(Dataset rows)
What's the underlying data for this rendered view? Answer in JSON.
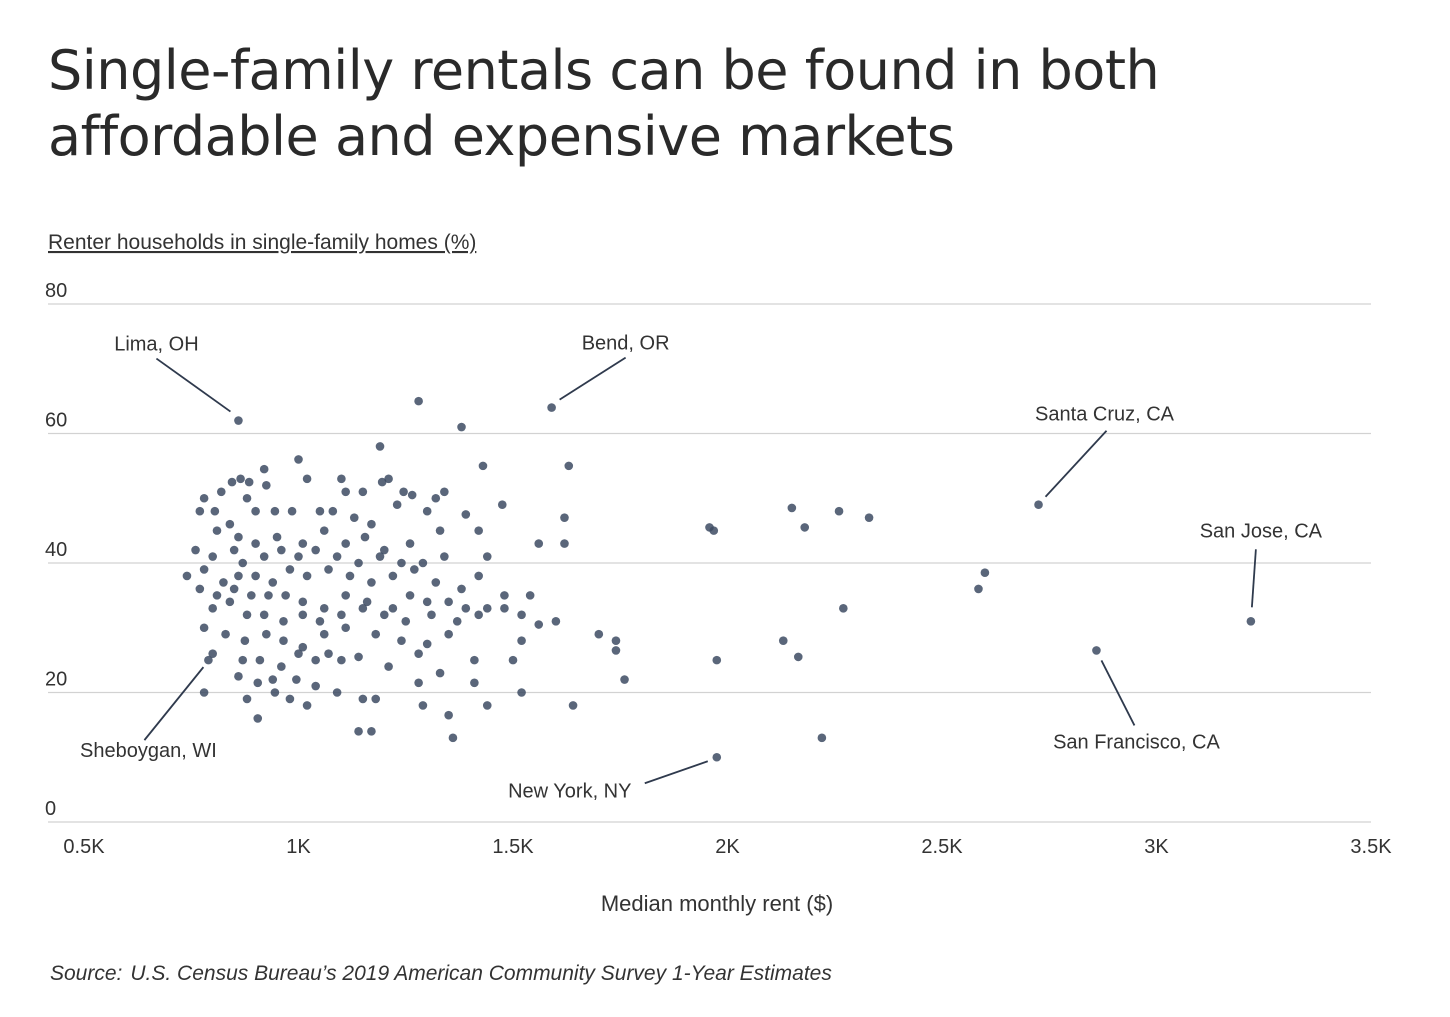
{
  "title": "Single-family rentals can be found in both affordable and expensive markets",
  "source": {
    "label": "Source:",
    "text": "U.S. Census Bureau’s 2019 American Community Survey 1-Year Estimates"
  },
  "colors": {
    "point": "#3d4b63",
    "grid": "#d2d2d2",
    "text": "#333333"
  },
  "chart_data": {
    "type": "scatter",
    "ylabel": "Renter households in single-family homes (%)",
    "xlabel": "Median monthly rent ($)",
    "xlim": [
      500,
      3500
    ],
    "ylim": [
      0,
      80
    ],
    "x_ticks": [
      500,
      1000,
      1500,
      2000,
      2500,
      3000,
      3500
    ],
    "x_tick_labels": [
      "0.5K",
      "1K",
      "1.5K",
      "2K",
      "2.5K",
      "3K",
      "3.5K"
    ],
    "y_ticks": [
      0,
      20,
      40,
      60,
      80
    ],
    "y_tick_labels": [
      "0",
      "20",
      "40",
      "60",
      "80"
    ],
    "grid": "horizontal",
    "annotations": [
      {
        "label": "Lima, OH",
        "x": 860,
        "y": 62
      },
      {
        "label": "Bend, OR",
        "x": 1590,
        "y": 64
      },
      {
        "label": "Santa Cruz, CA",
        "x": 2725,
        "y": 49
      },
      {
        "label": "San Jose, CA",
        "x": 3220,
        "y": 31
      },
      {
        "label": "Sheboygan, WI",
        "x": 790,
        "y": 25
      },
      {
        "label": "New York, NY",
        "x": 1975,
        "y": 10
      },
      {
        "label": "San Francisco, CA",
        "x": 2860,
        "y": 26.5
      }
    ],
    "points": [
      [
        860,
        62
      ],
      [
        1590,
        64
      ],
      [
        2725,
        49
      ],
      [
        3220,
        31
      ],
      [
        790,
        25
      ],
      [
        1975,
        10
      ],
      [
        2860,
        26.5
      ],
      [
        1280,
        65
      ],
      [
        1380,
        61
      ],
      [
        1630,
        55
      ],
      [
        1190,
        58
      ],
      [
        1000,
        56
      ],
      [
        1430,
        55
      ],
      [
        920,
        54.5
      ],
      [
        1020,
        53
      ],
      [
        1100,
        53
      ],
      [
        1195,
        52.5
      ],
      [
        1210,
        53
      ],
      [
        865,
        53
      ],
      [
        885,
        52.5
      ],
      [
        845,
        52.5
      ],
      [
        780,
        50
      ],
      [
        820,
        51
      ],
      [
        880,
        50
      ],
      [
        925,
        52
      ],
      [
        1110,
        51
      ],
      [
        1150,
        51
      ],
      [
        1245,
        51
      ],
      [
        1265,
        50.5
      ],
      [
        1320,
        50
      ],
      [
        1340,
        51
      ],
      [
        770,
        48
      ],
      [
        805,
        48
      ],
      [
        840,
        46
      ],
      [
        900,
        48
      ],
      [
        945,
        48
      ],
      [
        985,
        48
      ],
      [
        1050,
        48
      ],
      [
        1080,
        48
      ],
      [
        1130,
        47
      ],
      [
        1170,
        46
      ],
      [
        1230,
        49
      ],
      [
        1300,
        48
      ],
      [
        1390,
        47.5
      ],
      [
        1475,
        49
      ],
      [
        1620,
        47
      ],
      [
        1958,
        45.5
      ],
      [
        1968,
        45
      ],
      [
        2150,
        48.5
      ],
      [
        2180,
        45.5
      ],
      [
        2260,
        48
      ],
      [
        2330,
        47
      ],
      [
        810,
        45
      ],
      [
        860,
        44
      ],
      [
        900,
        43
      ],
      [
        950,
        44
      ],
      [
        1010,
        43
      ],
      [
        1060,
        45
      ],
      [
        1110,
        43
      ],
      [
        1155,
        44
      ],
      [
        1200,
        42
      ],
      [
        1260,
        43
      ],
      [
        1330,
        45
      ],
      [
        1420,
        45
      ],
      [
        1560,
        43
      ],
      [
        1620,
        43
      ],
      [
        760,
        42
      ],
      [
        800,
        41
      ],
      [
        850,
        42
      ],
      [
        870,
        40
      ],
      [
        920,
        41
      ],
      [
        960,
        42
      ],
      [
        1000,
        41
      ],
      [
        1040,
        42
      ],
      [
        1090,
        41
      ],
      [
        1140,
        40
      ],
      [
        1190,
        41
      ],
      [
        1240,
        40
      ],
      [
        1290,
        40
      ],
      [
        1340,
        41
      ],
      [
        1440,
        41
      ],
      [
        740,
        38
      ],
      [
        780,
        39
      ],
      [
        825,
        37
      ],
      [
        860,
        38
      ],
      [
        900,
        38
      ],
      [
        940,
        37
      ],
      [
        980,
        39
      ],
      [
        1020,
        38
      ],
      [
        1070,
        39
      ],
      [
        1120,
        38
      ],
      [
        1170,
        37
      ],
      [
        1220,
        38
      ],
      [
        1270,
        39
      ],
      [
        1320,
        37
      ],
      [
        1380,
        36
      ],
      [
        1420,
        38
      ],
      [
        2600,
        38.5
      ],
      [
        770,
        36
      ],
      [
        810,
        35
      ],
      [
        850,
        36
      ],
      [
        890,
        35
      ],
      [
        930,
        35
      ],
      [
        970,
        35
      ],
      [
        1010,
        34
      ],
      [
        1060,
        33
      ],
      [
        1110,
        35
      ],
      [
        1160,
        34
      ],
      [
        1220,
        33
      ],
      [
        1260,
        35
      ],
      [
        1300,
        34
      ],
      [
        1350,
        34
      ],
      [
        1390,
        33
      ],
      [
        1440,
        33
      ],
      [
        1480,
        35
      ],
      [
        1540,
        35
      ],
      [
        2585,
        36
      ],
      [
        800,
        33
      ],
      [
        840,
        34
      ],
      [
        880,
        32
      ],
      [
        920,
        32
      ],
      [
        965,
        31
      ],
      [
        1010,
        32
      ],
      [
        1050,
        31
      ],
      [
        1100,
        32
      ],
      [
        1150,
        33
      ],
      [
        1200,
        32
      ],
      [
        1250,
        31
      ],
      [
        1310,
        32
      ],
      [
        1370,
        31
      ],
      [
        1420,
        32
      ],
      [
        1480,
        33
      ],
      [
        1520,
        32
      ],
      [
        1560,
        30.5
      ],
      [
        1600,
        31
      ],
      [
        2270,
        33
      ],
      [
        780,
        30
      ],
      [
        830,
        29
      ],
      [
        875,
        28
      ],
      [
        925,
        29
      ],
      [
        965,
        28
      ],
      [
        1010,
        27
      ],
      [
        1060,
        29
      ],
      [
        1110,
        30
      ],
      [
        1180,
        29
      ],
      [
        1240,
        28
      ],
      [
        1300,
        27.5
      ],
      [
        1350,
        29
      ],
      [
        1520,
        28
      ],
      [
        1700,
        29
      ],
      [
        1740,
        28
      ],
      [
        2130,
        28
      ],
      [
        800,
        26
      ],
      [
        870,
        25
      ],
      [
        910,
        25
      ],
      [
        960,
        24
      ],
      [
        1000,
        26
      ],
      [
        1040,
        25
      ],
      [
        1070,
        26
      ],
      [
        1100,
        25
      ],
      [
        1140,
        25.5
      ],
      [
        1210,
        24
      ],
      [
        1280,
        26
      ],
      [
        1410,
        25
      ],
      [
        1500,
        25
      ],
      [
        1740,
        26.5
      ],
      [
        1975,
        25
      ],
      [
        2165,
        25.5
      ],
      [
        860,
        22.5
      ],
      [
        905,
        21.5
      ],
      [
        940,
        22
      ],
      [
        995,
        22
      ],
      [
        1040,
        21
      ],
      [
        1090,
        20
      ],
      [
        1150,
        19
      ],
      [
        1280,
        21.5
      ],
      [
        1330,
        23
      ],
      [
        1410,
        21.5
      ],
      [
        1520,
        20
      ],
      [
        1760,
        22
      ],
      [
        780,
        20
      ],
      [
        880,
        19
      ],
      [
        945,
        20
      ],
      [
        980,
        19
      ],
      [
        1020,
        18
      ],
      [
        1180,
        19
      ],
      [
        1290,
        18
      ],
      [
        1350,
        16.5
      ],
      [
        1440,
        18
      ],
      [
        1640,
        18
      ],
      [
        905,
        16
      ],
      [
        1140,
        14
      ],
      [
        1170,
        14
      ],
      [
        1360,
        13
      ],
      [
        2220,
        13
      ]
    ]
  }
}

What to do → Leave out every line without the string "text" and copy the rest.

Task response →
    "text": "U.S. Census Bureau’s 2019 American Community Survey 1-Year Estimates"
    "text": "#333333"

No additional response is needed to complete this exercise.